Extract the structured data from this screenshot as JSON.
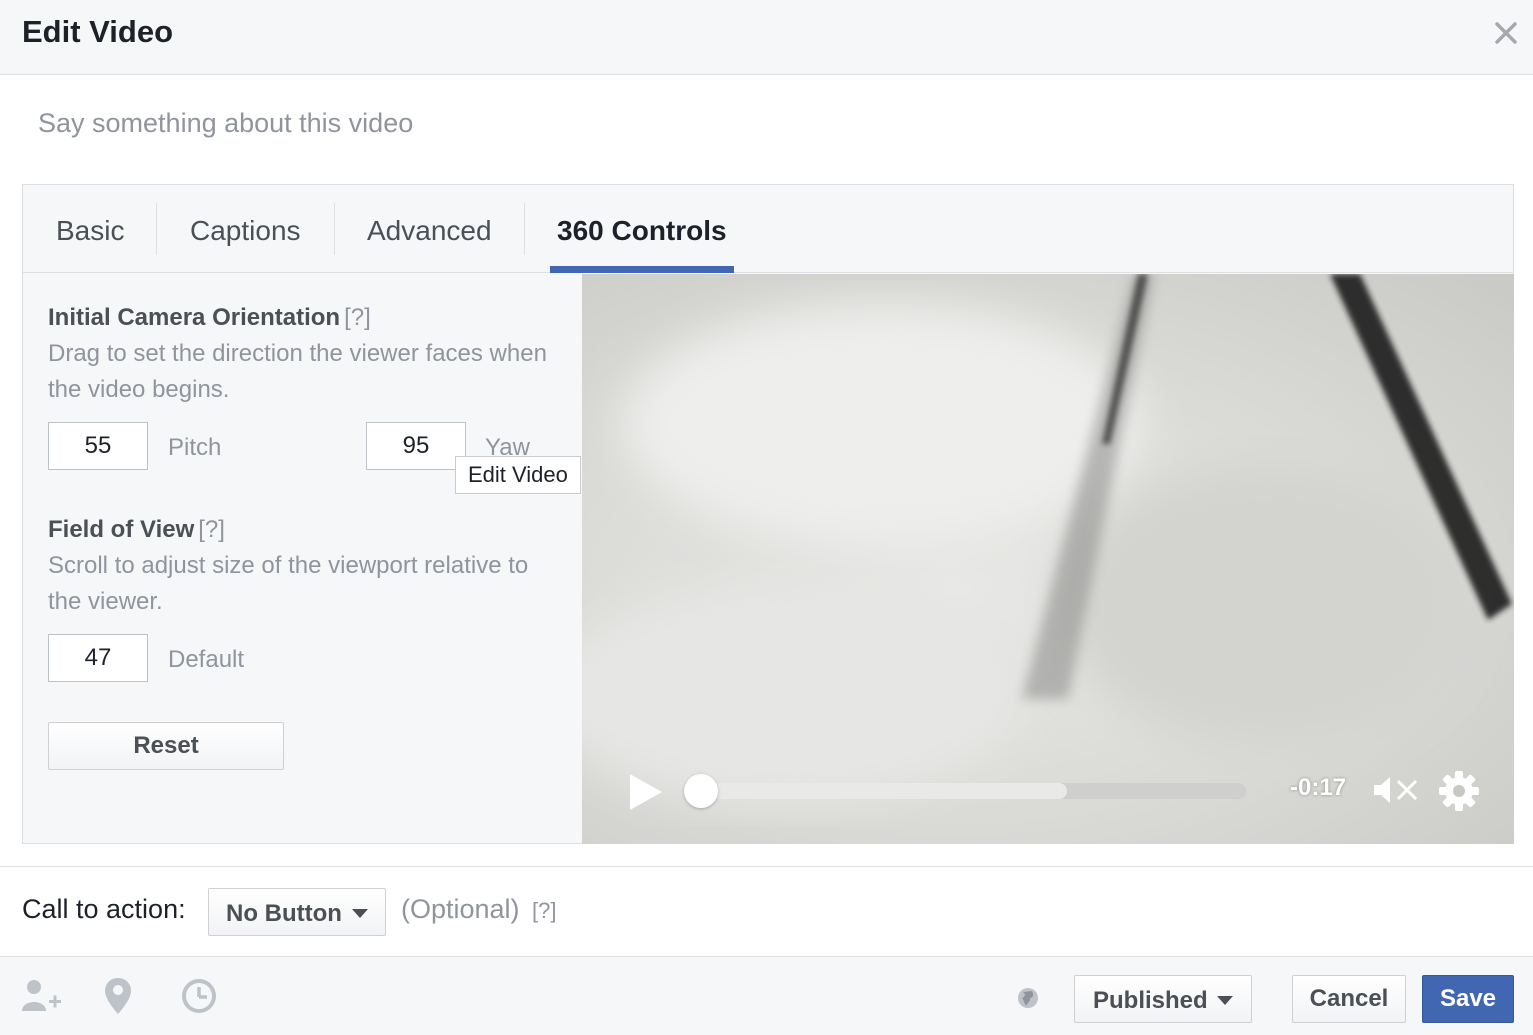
{
  "dialog": {
    "title": "Edit Video",
    "close_icon": "close-icon"
  },
  "composer": {
    "placeholder": "Say something about this video"
  },
  "tabs": [
    {
      "label": "Basic",
      "active": false
    },
    {
      "label": "Captions",
      "active": false
    },
    {
      "label": "Advanced",
      "active": false
    },
    {
      "label": "360 Controls",
      "active": true
    }
  ],
  "camera": {
    "title": "Initial Camera Orientation",
    "help": "[?]",
    "description": "Drag to set the direction the viewer faces when the video begins.",
    "pitch_value": "55",
    "pitch_label": "Pitch",
    "yaw_value": "95",
    "yaw_label": "Yaw"
  },
  "fov": {
    "title": "Field of View",
    "help": "[?]",
    "description": "Scroll to adjust size of the viewport relative to the viewer.",
    "value": "47",
    "label": "Default"
  },
  "reset_label": "Reset",
  "tooltip": "Edit Video",
  "player": {
    "time": "-0:17",
    "progress": 0.0,
    "buffered": 0.68,
    "icons": [
      "play-icon",
      "mute-icon",
      "gear-icon"
    ]
  },
  "cta": {
    "label": "Call to action:",
    "button": "No Button",
    "optional": "(Optional)",
    "help": "[?]"
  },
  "footer": {
    "icons": [
      "tag-people-icon",
      "location-pin-icon",
      "clock-icon",
      "globe-icon"
    ],
    "privacy": "Published",
    "cancel": "Cancel",
    "save": "Save"
  },
  "colors": {
    "accent": "#4267b2",
    "header_bg": "#f6f7f9",
    "muted_text": "#90949c"
  }
}
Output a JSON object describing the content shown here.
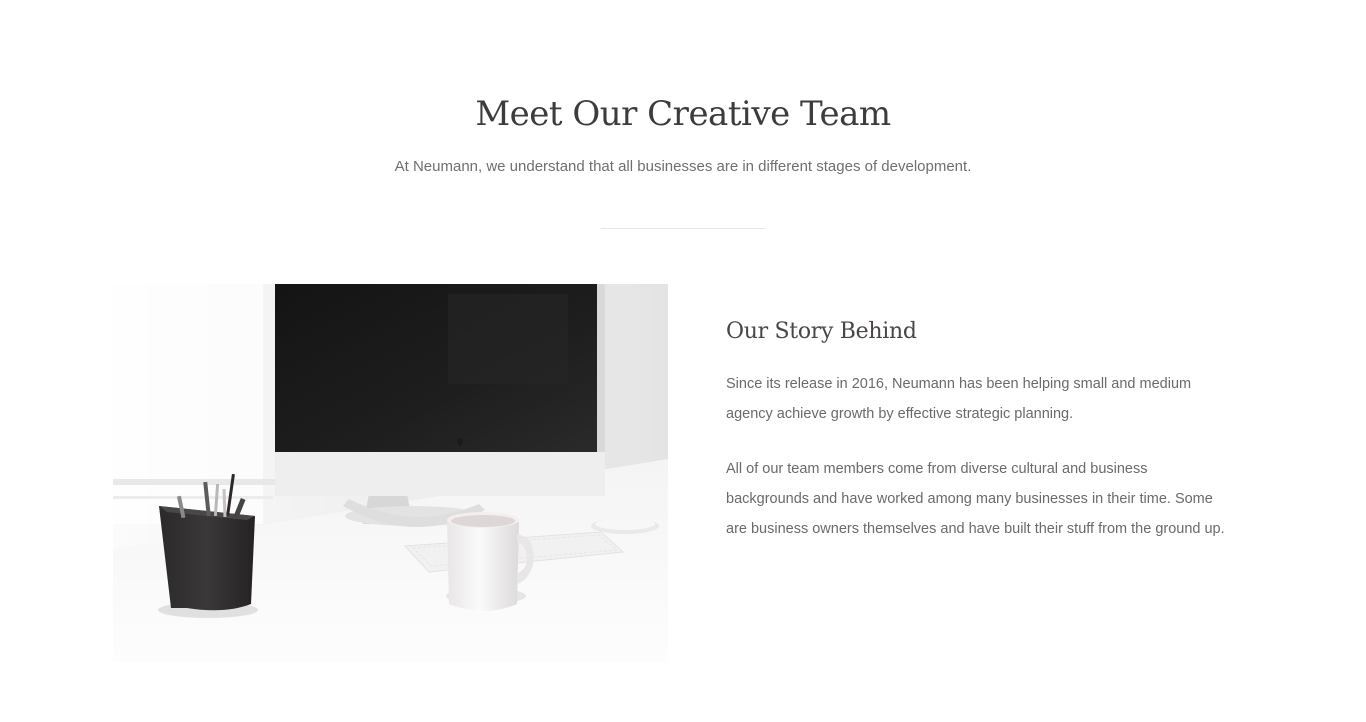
{
  "header": {
    "title": "Meet Our Creative Team",
    "subtitle": "At Neumann, we understand that all businesses are in different stages of development."
  },
  "story": {
    "heading": "Our Story Behind",
    "paragraphs": [
      "Since its release in 2016, Neumann has been helping small and medium agency achieve growth by effective strategic planning.",
      "All of our team members come from diverse cultural and business backgrounds and have worked among many businesses in their time. Some are business owners themselves and have built their stuff from the ground up."
    ]
  },
  "image": {
    "subject": "workspace-desk-with-computer"
  }
}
========================================
*The problem*
The word "viewer" may appear on some lines. Report how many lines hold it, giving the number alone.

*Completed task*
2